INSTRUCTION: Go through each line of the records below and count those with the word "votre". Give only the count.

DATASET RECORDS:
━━━━
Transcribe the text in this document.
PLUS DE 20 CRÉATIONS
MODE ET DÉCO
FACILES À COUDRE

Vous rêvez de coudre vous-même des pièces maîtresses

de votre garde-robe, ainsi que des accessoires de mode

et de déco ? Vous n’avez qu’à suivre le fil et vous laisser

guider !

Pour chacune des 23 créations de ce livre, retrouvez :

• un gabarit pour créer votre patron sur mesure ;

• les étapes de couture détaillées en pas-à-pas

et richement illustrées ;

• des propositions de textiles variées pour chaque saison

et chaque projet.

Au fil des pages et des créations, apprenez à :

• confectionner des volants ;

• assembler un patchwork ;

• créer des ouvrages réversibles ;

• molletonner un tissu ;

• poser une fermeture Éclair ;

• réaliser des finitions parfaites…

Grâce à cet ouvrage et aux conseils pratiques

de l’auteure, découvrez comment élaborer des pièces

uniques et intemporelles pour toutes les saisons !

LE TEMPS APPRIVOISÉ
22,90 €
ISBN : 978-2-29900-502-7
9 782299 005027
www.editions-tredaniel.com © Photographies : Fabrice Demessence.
━━━━
TASK ANSWER: 2